### [DATA EXTRACTS]
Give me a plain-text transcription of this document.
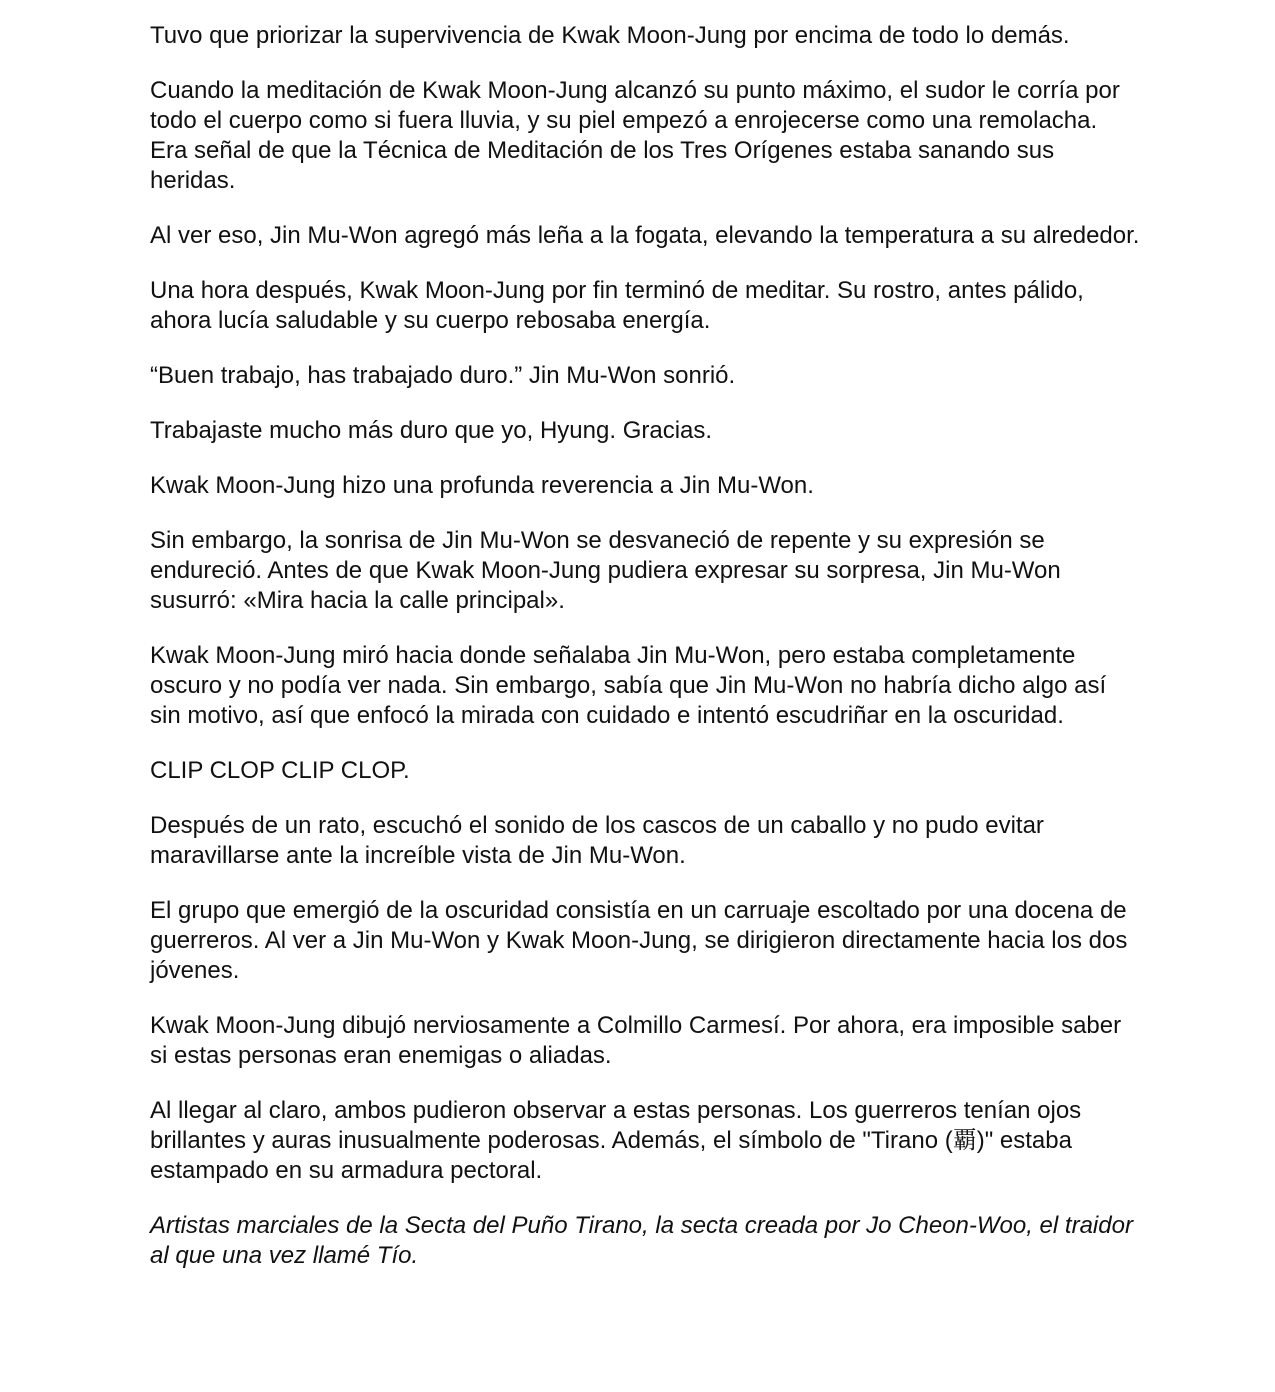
Tuvo que priorizar la supervivencia de Kwak Moon-Jung por encima de todo lo demás.

Cuando la meditación de Kwak Moon-Jung alcanzó su punto máximo, el sudor le corría por todo el cuerpo como si fuera lluvia, y su piel empezó a enrojecerse como una remolacha. Era señal de que la Técnica de Meditación de los Tres Orígenes estaba sanando sus heridas.

Al ver eso, Jin Mu-Won agregó más leña a la fogata, elevando la temperatura a su alrededor.

Una hora después, Kwak Moon-Jung por fin terminó de meditar. Su rostro, antes pálido, ahora lucía saludable y su cuerpo rebosaba energía.

“Buen trabajo, has trabajado duro.” Jin Mu-Won sonrió.

Trabajaste mucho más duro que yo, Hyung. Gracias.

Kwak Moon-Jung hizo una profunda reverencia a Jin Mu-Won.

Sin embargo, la sonrisa de Jin Mu-Won se desvaneció de repente y su expresión se endureció. Antes de que Kwak Moon-Jung pudiera expresar su sorpresa, Jin Mu-Won susurró: «Mira hacia la calle principal».

Kwak Moon-Jung miró hacia donde señalaba Jin Mu-Won, pero estaba completamente oscuro y no podía ver nada. Sin embargo, sabía que Jin Mu-Won no habría dicho algo así sin motivo, así que enfocó la mirada con cuidado e intentó escudriñar en la oscuridad.

CLIP CLOP CLIP CLOP.

Después de un rato, escuchó el sonido de los cascos de un caballo y no pudo evitar maravillarse ante la increíble vista de Jin Mu-Won.

El grupo que emergió de la oscuridad consistía en un carruaje escoltado por una docena de guerreros. Al ver a Jin Mu-Won y Kwak Moon-Jung, se dirigieron directamente hacia los dos jóvenes.

Kwak Moon-Jung dibujó nerviosamente a Colmillo Carmesí. Por ahora, era imposible saber si estas personas eran enemigas o aliadas.

Al llegar al claro, ambos pudieron observar a estas personas. Los guerreros tenían ojos brillantes y auras inusualmente poderosas. Además, el símbolo de "Tirano (覇)" estaba estampado en su armadura pectoral.

Artistas marciales de la Secta del Puño Tirano, la secta creada por Jo Cheon-Woo, el traidor al que una vez llamé Tío.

### [EXERCISE DETAILS]
Nothing but the pictures is to be left out; repeat the data exactly.

### [OUTPUT BELOW]
Give me a plain-text transcription of this document.
Tuvo que priorizar la supervivencia de Kwak Moon-Jung por encima de todo lo demás.

Cuando la meditación de Kwak Moon-Jung alcanzó su punto máximo, el sudor le corría por todo el cuerpo como si fuera lluvia, y su piel empezó a enrojecerse como una remolacha. Era señal de que la Técnica de Meditación de los Tres Orígenes estaba sanando sus heridas.

Al ver eso, Jin Mu-Won agregó más leña a la fogata, elevando la temperatura a su alrededor.

Una hora después, Kwak Moon-Jung por fin terminó de meditar. Su rostro, antes pálido, ahora lucía saludable y su cuerpo rebosaba energía.

“Buen trabajo, has trabajado duro.” Jin Mu-Won sonrió.

Trabajaste mucho más duro que yo, Hyung. Gracias.

Kwak Moon-Jung hizo una profunda reverencia a Jin Mu-Won.

Sin embargo, la sonrisa de Jin Mu-Won se desvaneció de repente y su expresión se endureció. Antes de que Kwak Moon-Jung pudiera expresar su sorpresa, Jin Mu-Won susurró: «Mira hacia la calle principal».

Kwak Moon-Jung miró hacia donde señalaba Jin Mu-Won, pero estaba completamente oscuro y no podía ver nada. Sin embargo, sabía que Jin Mu-Won no habría dicho algo así sin motivo, así que enfocó la mirada con cuidado e intentó escudriñar en la oscuridad.

CLIP CLOP CLIP CLOP.

Después de un rato, escuchó el sonido de los cascos de un caballo y no pudo evitar maravillarse ante la increíble vista de Jin Mu-Won.

El grupo que emergió de la oscuridad consistía en un carruaje escoltado por una docena de guerreros. Al ver a Jin Mu-Won y Kwak Moon-Jung, se dirigieron directamente hacia los dos jóvenes.

Kwak Moon-Jung dibujó nerviosamente a Colmillo Carmesí. Por ahora, era imposible saber si estas personas eran enemigas o aliadas.

Al llegar al claro, ambos pudieron observar a estas personas. Los guerreros tenían ojos brillantes y auras inusualmente poderosas. Además, el símbolo de "Tirano (覇)" estaba estampado en su armadura pectoral.

Artistas marciales de la Secta del Puño Tirano, la secta creada por Jo Cheon-Woo, el traidor al que una vez llamé Tío.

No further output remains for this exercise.